> _Aim_
Do not carry the pictures over; copy every other part of the entries exactly.

> _Given data_
########################################

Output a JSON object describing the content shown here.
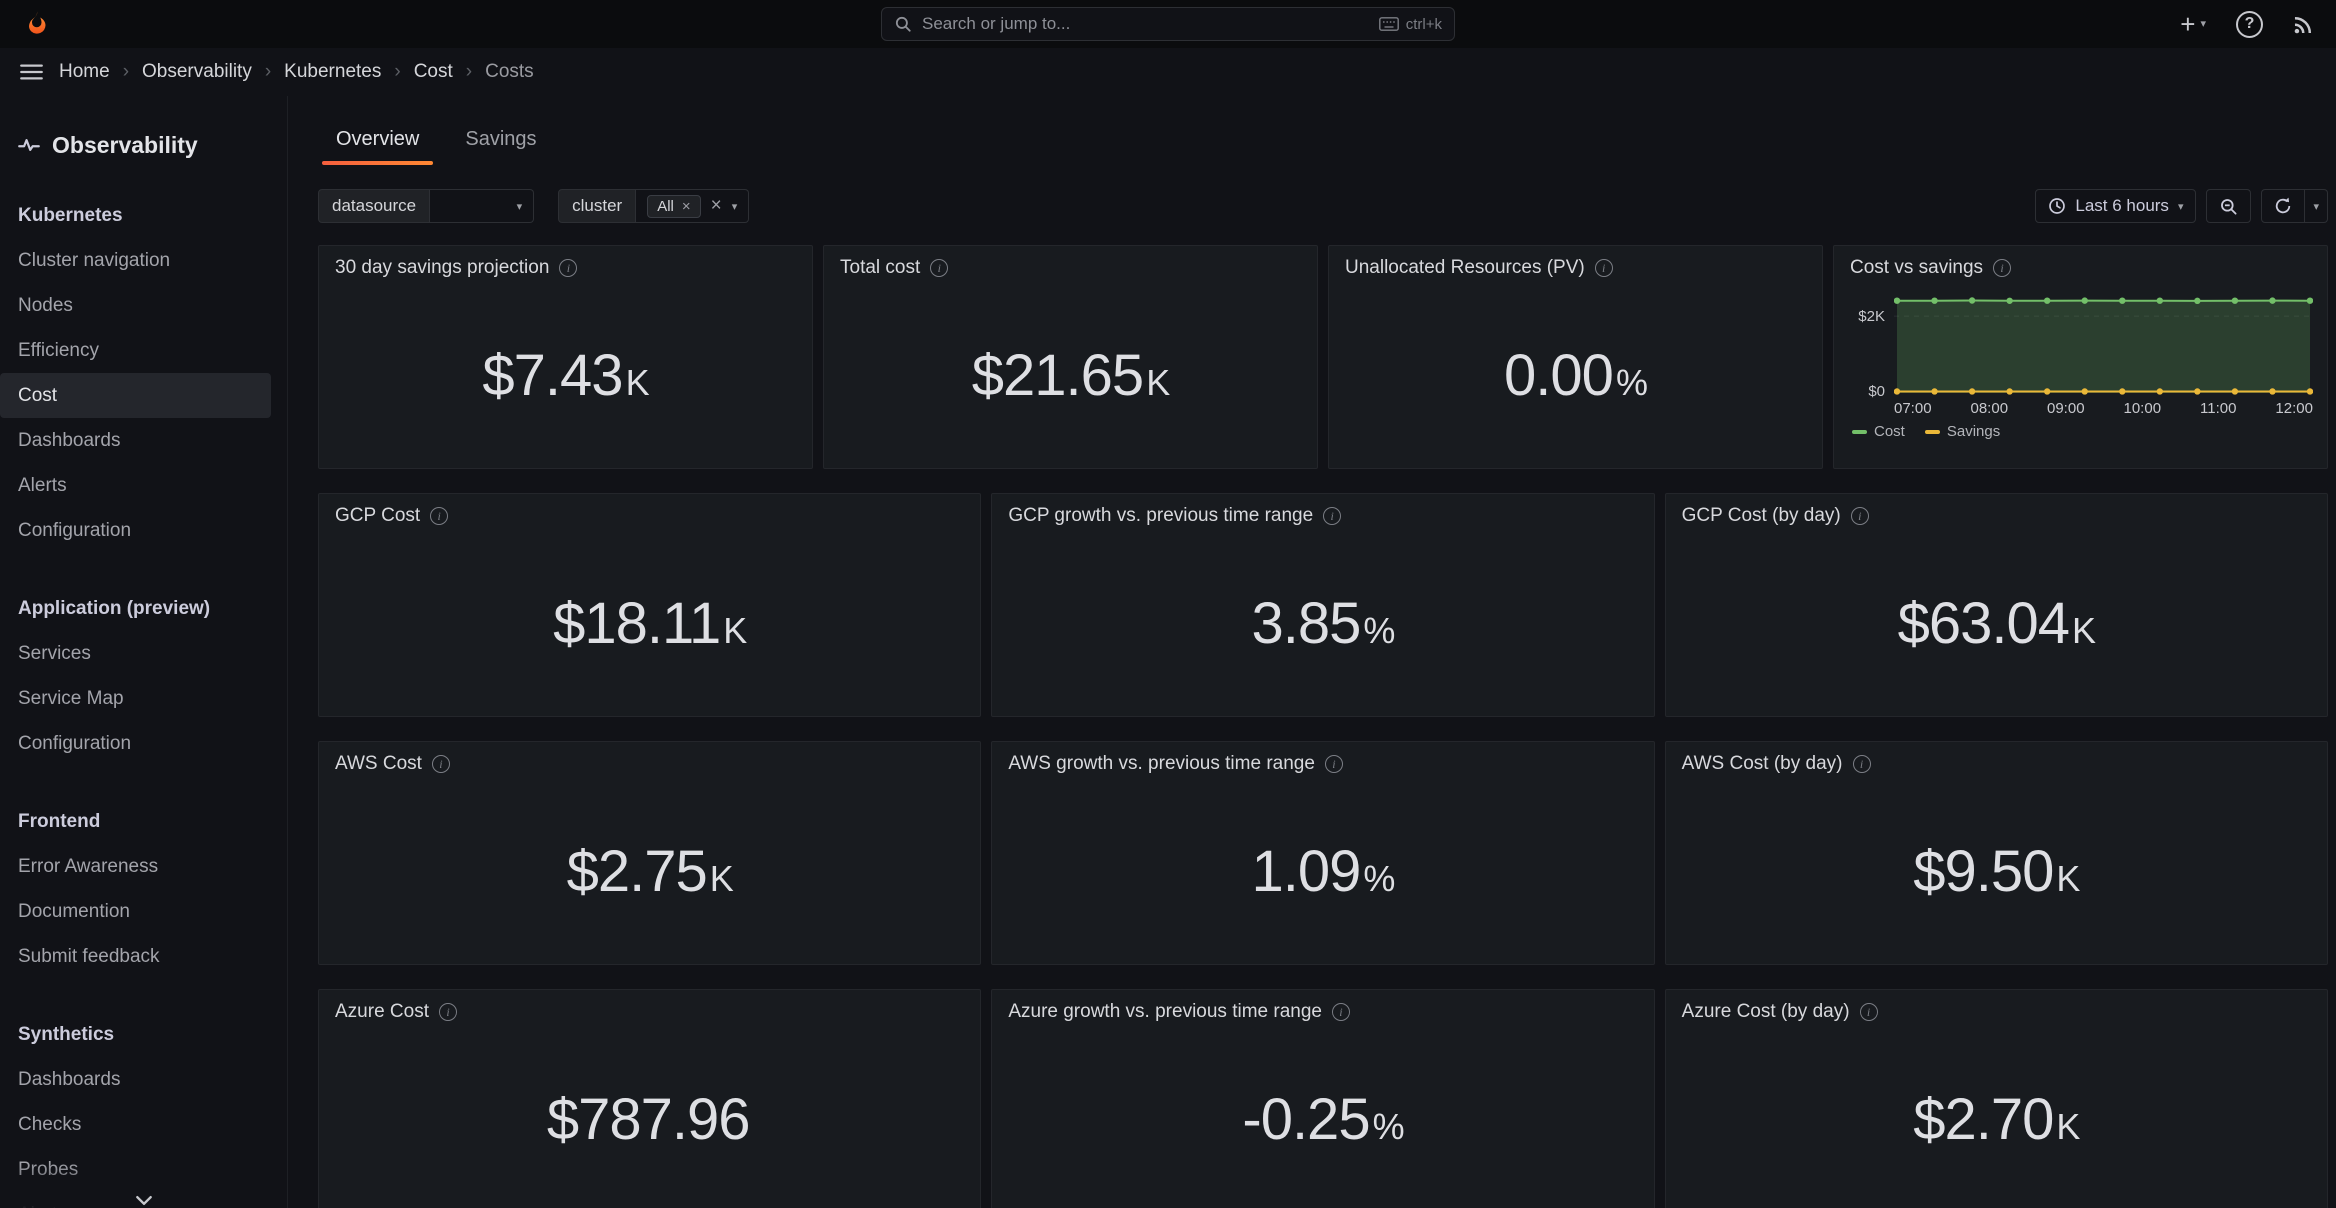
{
  "topbar": {
    "search_placeholder": "Search or jump to...",
    "shortcut_label": "ctrl+k"
  },
  "breadcrumb": [
    "Home",
    "Observability",
    "Kubernetes",
    "Cost",
    "Costs"
  ],
  "sidebar": {
    "header": "Observability",
    "active_item": "Cost",
    "sections": [
      {
        "title": "Kubernetes",
        "items": [
          "Cluster navigation",
          "Nodes",
          "Efficiency",
          "Cost",
          "Dashboards",
          "Alerts",
          "Configuration"
        ]
      },
      {
        "title": "Application (preview)",
        "items": [
          "Services",
          "Service Map",
          "Configuration"
        ]
      },
      {
        "title": "Frontend",
        "items": [
          "Error Awareness",
          "Documention",
          "Submit feedback"
        ]
      },
      {
        "title": "Synthetics",
        "items": [
          "Dashboards",
          "Checks",
          "Probes",
          "Alerts"
        ]
      }
    ]
  },
  "tabs": [
    {
      "label": "Overview"
    },
    {
      "label": "Savings"
    }
  ],
  "filters": {
    "datasource": {
      "label": "datasource",
      "value": ""
    },
    "cluster": {
      "label": "cluster",
      "selected": "All"
    }
  },
  "toolbar": {
    "time_range": "Last 6 hours"
  },
  "panels": [
    {
      "title": "30 day savings projection",
      "value": "$7.43",
      "suffix": "K"
    },
    {
      "title": "Total cost",
      "value": "$21.65",
      "suffix": "K"
    },
    {
      "title": "Unallocated Resources (PV)",
      "value": "0.00",
      "suffix": "%"
    },
    {
      "title": "GCP Cost",
      "value": "$18.11",
      "suffix": "K"
    },
    {
      "title": "GCP growth vs. previous time range",
      "value": "3.85",
      "suffix": "%"
    },
    {
      "title": "GCP Cost (by day)",
      "value": "$63.04",
      "suffix": "K"
    },
    {
      "title": "AWS Cost",
      "value": "$2.75",
      "suffix": "K"
    },
    {
      "title": "AWS growth vs. previous time range",
      "value": "1.09",
      "suffix": "%"
    },
    {
      "title": "AWS Cost (by day)",
      "value": "$9.50",
      "suffix": "K"
    },
    {
      "title": "Azure Cost",
      "value": "$787.96",
      "suffix": ""
    },
    {
      "title": "Azure growth vs. previous time range",
      "value": "-0.25",
      "suffix": "%"
    },
    {
      "title": "Azure Cost (by day)",
      "value": "$2.70",
      "suffix": "K"
    }
  ],
  "chart_data": {
    "type": "area",
    "title": "Cost vs savings",
    "x_ticks": [
      "07:00",
      "08:00",
      "09:00",
      "10:00",
      "11:00",
      "12:00"
    ],
    "y_ticks": [
      "$0",
      "$2K"
    ],
    "ylim": [
      0,
      2600
    ],
    "gridlines": [
      2000
    ],
    "legend_position": "bottom-left",
    "series": [
      {
        "name": "Cost",
        "color": "#73BF69",
        "fill": true,
        "values": [
          2400,
          2400,
          2405,
          2398,
          2400,
          2402,
          2400,
          2400,
          2396,
          2400,
          2402,
          2400
        ]
      },
      {
        "name": "Savings",
        "color": "#EAB839",
        "fill": false,
        "values": [
          40,
          40,
          40,
          40,
          40,
          40,
          40,
          40,
          40,
          40,
          40,
          40
        ]
      }
    ]
  },
  "colors": {
    "accent_orange": "#FF780A",
    "page_bg": "#111217",
    "panel_bg": "#181B1F",
    "cost_green": "#73BF69",
    "savings_yellow": "#EAB839"
  }
}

########################################

> _Output for this task_
Output a JSON object describing the content shown here.
{
  "topbar": {
    "search_placeholder": "Search or jump to...",
    "shortcut_label": "ctrl+k"
  },
  "breadcrumb": [
    "Home",
    "Observability",
    "Kubernetes",
    "Cost",
    "Costs"
  ],
  "sidebar": {
    "header": "Observability",
    "active_item": "Cost",
    "sections": [
      {
        "title": "Kubernetes",
        "items": [
          "Cluster navigation",
          "Nodes",
          "Efficiency",
          "Cost",
          "Dashboards",
          "Alerts",
          "Configuration"
        ]
      },
      {
        "title": "Application (preview)",
        "items": [
          "Services",
          "Service Map",
          "Configuration"
        ]
      },
      {
        "title": "Frontend",
        "items": [
          "Error Awareness",
          "Documention",
          "Submit feedback"
        ]
      },
      {
        "title": "Synthetics",
        "items": [
          "Dashboards",
          "Checks",
          "Probes",
          "Alerts"
        ]
      }
    ]
  },
  "tabs": [
    {
      "label": "Overview"
    },
    {
      "label": "Savings"
    }
  ],
  "filters": {
    "datasource": {
      "label": "datasource",
      "value": ""
    },
    "cluster": {
      "label": "cluster",
      "selected": "All"
    }
  },
  "toolbar": {
    "time_range": "Last 6 hours"
  },
  "panels": [
    {
      "title": "30 day savings projection",
      "value": "$7.43",
      "suffix": "K"
    },
    {
      "title": "Total cost",
      "value": "$21.65",
      "suffix": "K"
    },
    {
      "title": "Unallocated Resources (PV)",
      "value": "0.00",
      "suffix": "%"
    },
    {
      "title": "GCP Cost",
      "value": "$18.11",
      "suffix": "K"
    },
    {
      "title": "GCP growth vs. previous time range",
      "value": "3.85",
      "suffix": "%"
    },
    {
      "title": "GCP Cost (by day)",
      "value": "$63.04",
      "suffix": "K"
    },
    {
      "title": "AWS Cost",
      "value": "$2.75",
      "suffix": "K"
    },
    {
      "title": "AWS growth vs. previous time range",
      "value": "1.09",
      "suffix": "%"
    },
    {
      "title": "AWS Cost (by day)",
      "value": "$9.50",
      "suffix": "K"
    },
    {
      "title": "Azure Cost",
      "value": "$787.96",
      "suffix": ""
    },
    {
      "title": "Azure growth vs. previous time range",
      "value": "-0.25",
      "suffix": "%"
    },
    {
      "title": "Azure Cost (by day)",
      "value": "$2.70",
      "suffix": "K"
    }
  ],
  "chart_data": {
    "type": "area",
    "title": "Cost vs savings",
    "x_ticks": [
      "07:00",
      "08:00",
      "09:00",
      "10:00",
      "11:00",
      "12:00"
    ],
    "y_ticks": [
      "$0",
      "$2K"
    ],
    "ylim": [
      0,
      2600
    ],
    "gridlines": [
      2000
    ],
    "legend_position": "bottom-left",
    "series": [
      {
        "name": "Cost",
        "color": "#73BF69",
        "fill": true,
        "values": [
          2400,
          2400,
          2405,
          2398,
          2400,
          2402,
          2400,
          2400,
          2396,
          2400,
          2402,
          2400
        ]
      },
      {
        "name": "Savings",
        "color": "#EAB839",
        "fill": false,
        "values": [
          40,
          40,
          40,
          40,
          40,
          40,
          40,
          40,
          40,
          40,
          40,
          40
        ]
      }
    ]
  },
  "colors": {
    "accent_orange": "#FF780A",
    "page_bg": "#111217",
    "panel_bg": "#181B1F",
    "cost_green": "#73BF69",
    "savings_yellow": "#EAB839"
  }
}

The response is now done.